Source data
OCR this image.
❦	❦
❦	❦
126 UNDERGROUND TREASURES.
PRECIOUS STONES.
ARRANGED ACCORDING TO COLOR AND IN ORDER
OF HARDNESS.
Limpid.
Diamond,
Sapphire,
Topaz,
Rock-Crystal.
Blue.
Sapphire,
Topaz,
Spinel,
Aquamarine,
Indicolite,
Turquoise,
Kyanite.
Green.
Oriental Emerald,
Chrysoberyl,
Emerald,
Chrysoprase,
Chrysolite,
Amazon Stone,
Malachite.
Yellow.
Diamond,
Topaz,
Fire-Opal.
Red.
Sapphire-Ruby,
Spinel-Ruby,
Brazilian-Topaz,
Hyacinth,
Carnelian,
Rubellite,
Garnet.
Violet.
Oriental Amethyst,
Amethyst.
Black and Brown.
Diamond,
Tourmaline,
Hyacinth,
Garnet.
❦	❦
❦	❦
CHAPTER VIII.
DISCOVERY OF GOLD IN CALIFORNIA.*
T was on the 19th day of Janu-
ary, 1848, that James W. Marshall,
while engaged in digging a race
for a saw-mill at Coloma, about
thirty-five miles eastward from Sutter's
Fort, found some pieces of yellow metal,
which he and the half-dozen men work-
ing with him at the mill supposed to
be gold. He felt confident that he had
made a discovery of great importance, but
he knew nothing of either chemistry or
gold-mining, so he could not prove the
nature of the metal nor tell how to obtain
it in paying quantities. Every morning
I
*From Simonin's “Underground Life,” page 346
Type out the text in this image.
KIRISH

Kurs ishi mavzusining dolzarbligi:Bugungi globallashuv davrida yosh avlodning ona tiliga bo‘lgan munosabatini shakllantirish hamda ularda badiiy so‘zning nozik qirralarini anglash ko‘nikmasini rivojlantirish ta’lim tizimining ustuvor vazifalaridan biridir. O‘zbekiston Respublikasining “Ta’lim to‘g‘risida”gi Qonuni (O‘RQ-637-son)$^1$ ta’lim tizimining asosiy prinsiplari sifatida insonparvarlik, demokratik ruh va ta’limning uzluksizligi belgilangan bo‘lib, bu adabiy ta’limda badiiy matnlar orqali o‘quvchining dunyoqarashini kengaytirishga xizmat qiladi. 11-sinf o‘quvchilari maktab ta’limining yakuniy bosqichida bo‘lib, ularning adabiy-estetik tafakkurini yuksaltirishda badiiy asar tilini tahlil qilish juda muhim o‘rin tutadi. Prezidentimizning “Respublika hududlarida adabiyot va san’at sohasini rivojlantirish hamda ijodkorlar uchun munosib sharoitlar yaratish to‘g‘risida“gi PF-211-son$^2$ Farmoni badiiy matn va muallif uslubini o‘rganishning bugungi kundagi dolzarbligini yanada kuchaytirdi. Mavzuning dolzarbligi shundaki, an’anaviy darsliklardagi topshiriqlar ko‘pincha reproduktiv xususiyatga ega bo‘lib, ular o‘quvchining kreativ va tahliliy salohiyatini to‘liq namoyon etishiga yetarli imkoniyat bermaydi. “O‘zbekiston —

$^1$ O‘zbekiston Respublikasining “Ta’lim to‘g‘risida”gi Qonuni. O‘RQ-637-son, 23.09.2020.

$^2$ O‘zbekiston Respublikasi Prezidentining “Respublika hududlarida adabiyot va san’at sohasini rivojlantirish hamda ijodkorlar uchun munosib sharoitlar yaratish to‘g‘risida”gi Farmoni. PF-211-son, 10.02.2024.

What is required
Write out every line of the entries that holds the word "image".

Solution
OCR this image.
Type out the text in this image.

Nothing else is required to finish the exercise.